## [To do]
Filter the entries, keeping every line with the word "Noluyo".

★ ★ ★ ★ ★ ★ ★

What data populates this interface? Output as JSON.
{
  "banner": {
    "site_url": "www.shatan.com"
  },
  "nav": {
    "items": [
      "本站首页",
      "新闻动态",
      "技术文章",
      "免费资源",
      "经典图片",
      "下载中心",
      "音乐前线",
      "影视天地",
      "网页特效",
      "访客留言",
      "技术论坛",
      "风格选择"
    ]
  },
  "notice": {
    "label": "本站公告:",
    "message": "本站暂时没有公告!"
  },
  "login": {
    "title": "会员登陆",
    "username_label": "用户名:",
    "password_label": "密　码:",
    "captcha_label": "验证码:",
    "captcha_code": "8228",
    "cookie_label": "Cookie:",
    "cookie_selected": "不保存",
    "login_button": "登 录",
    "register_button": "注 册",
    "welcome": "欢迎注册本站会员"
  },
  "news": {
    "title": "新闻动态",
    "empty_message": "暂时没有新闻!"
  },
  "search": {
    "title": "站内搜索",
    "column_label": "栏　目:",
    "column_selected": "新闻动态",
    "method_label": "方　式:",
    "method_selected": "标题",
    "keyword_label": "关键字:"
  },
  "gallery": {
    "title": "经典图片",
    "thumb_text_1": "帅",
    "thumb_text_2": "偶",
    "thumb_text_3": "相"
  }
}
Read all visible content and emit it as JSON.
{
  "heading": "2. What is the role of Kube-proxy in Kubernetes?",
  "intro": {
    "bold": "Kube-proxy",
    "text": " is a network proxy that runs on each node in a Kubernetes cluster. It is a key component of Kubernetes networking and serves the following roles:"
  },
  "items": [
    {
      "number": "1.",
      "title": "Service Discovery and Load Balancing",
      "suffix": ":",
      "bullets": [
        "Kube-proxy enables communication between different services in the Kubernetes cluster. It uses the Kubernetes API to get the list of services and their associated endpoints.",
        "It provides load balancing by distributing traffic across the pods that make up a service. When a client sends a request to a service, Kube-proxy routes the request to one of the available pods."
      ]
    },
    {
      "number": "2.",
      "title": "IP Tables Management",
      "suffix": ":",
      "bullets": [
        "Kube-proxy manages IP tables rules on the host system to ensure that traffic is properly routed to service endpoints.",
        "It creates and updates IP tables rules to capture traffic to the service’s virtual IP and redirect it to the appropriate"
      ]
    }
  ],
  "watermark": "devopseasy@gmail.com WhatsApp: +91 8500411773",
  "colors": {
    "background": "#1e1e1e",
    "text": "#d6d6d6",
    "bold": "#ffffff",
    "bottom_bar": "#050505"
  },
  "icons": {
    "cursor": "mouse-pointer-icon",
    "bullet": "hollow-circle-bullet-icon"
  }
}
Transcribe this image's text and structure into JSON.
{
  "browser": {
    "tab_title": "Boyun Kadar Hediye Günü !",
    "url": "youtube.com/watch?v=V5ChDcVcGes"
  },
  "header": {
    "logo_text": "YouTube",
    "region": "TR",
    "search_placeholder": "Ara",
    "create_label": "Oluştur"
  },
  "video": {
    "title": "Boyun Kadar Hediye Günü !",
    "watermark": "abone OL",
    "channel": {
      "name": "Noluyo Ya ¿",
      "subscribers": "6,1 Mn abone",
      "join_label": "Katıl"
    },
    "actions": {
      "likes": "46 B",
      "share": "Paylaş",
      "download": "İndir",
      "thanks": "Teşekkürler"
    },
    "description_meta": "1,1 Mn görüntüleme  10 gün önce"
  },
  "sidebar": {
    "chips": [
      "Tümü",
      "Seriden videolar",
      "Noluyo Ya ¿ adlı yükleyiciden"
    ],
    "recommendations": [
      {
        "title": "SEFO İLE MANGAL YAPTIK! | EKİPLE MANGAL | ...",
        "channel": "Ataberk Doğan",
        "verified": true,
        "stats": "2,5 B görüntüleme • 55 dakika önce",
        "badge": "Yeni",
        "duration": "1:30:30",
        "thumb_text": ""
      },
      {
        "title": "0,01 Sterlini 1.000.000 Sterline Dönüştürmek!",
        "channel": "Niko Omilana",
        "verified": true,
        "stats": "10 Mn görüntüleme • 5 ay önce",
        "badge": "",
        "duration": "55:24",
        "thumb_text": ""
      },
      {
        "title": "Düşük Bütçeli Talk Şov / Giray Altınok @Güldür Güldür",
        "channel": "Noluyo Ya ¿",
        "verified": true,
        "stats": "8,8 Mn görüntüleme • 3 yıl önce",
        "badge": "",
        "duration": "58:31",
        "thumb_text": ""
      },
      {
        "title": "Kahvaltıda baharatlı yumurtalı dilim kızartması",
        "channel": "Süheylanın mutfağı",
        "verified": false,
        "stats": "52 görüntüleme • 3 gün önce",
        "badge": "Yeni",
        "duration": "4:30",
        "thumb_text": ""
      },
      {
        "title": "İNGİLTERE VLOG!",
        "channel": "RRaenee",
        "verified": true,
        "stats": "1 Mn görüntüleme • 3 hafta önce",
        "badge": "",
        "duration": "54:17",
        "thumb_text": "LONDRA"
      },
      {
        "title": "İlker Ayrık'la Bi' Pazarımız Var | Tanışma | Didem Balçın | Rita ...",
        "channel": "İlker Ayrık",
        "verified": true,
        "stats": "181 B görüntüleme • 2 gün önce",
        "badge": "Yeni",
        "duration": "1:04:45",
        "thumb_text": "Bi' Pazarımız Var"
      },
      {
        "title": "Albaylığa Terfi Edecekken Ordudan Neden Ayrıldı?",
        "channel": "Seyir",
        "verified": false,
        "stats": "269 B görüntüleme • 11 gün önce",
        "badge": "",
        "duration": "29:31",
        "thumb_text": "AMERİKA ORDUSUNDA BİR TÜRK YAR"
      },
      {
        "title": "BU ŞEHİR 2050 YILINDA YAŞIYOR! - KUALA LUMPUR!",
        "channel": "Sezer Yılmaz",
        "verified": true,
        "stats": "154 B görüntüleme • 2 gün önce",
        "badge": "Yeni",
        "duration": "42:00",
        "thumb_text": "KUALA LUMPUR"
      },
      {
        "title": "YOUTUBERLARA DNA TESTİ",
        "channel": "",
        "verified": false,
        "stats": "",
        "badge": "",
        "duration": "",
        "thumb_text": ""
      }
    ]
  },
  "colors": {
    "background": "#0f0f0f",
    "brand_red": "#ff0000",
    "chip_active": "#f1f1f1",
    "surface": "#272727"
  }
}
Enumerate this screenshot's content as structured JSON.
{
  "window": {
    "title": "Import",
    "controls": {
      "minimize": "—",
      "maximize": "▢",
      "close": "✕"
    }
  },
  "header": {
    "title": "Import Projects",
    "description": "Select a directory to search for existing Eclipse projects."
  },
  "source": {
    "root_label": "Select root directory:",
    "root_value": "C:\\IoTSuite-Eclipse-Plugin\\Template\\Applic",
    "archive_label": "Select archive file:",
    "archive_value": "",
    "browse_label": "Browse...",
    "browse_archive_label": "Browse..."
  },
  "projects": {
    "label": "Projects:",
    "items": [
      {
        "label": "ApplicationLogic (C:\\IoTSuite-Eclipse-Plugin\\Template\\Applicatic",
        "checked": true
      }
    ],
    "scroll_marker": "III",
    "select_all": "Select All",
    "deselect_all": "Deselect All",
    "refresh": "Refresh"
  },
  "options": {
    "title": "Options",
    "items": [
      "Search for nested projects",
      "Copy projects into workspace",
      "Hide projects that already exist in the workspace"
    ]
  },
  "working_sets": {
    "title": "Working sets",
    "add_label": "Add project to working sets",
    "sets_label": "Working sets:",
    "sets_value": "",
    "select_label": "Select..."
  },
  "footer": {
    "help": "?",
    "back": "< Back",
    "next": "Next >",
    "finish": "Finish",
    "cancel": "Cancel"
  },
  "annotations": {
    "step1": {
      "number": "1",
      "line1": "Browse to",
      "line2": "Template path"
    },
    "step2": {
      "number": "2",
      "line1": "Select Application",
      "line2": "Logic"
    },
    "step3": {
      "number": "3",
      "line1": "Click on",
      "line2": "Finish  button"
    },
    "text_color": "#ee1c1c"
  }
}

★ ★ ★ ★ ★ ★ ★

## [Response to the exercise]
      "name": "Noluyo Ya ¿",
      "Noluyo Ya ¿ adlı yükleyiciden"
        "channel": "Noluyo Ya ¿",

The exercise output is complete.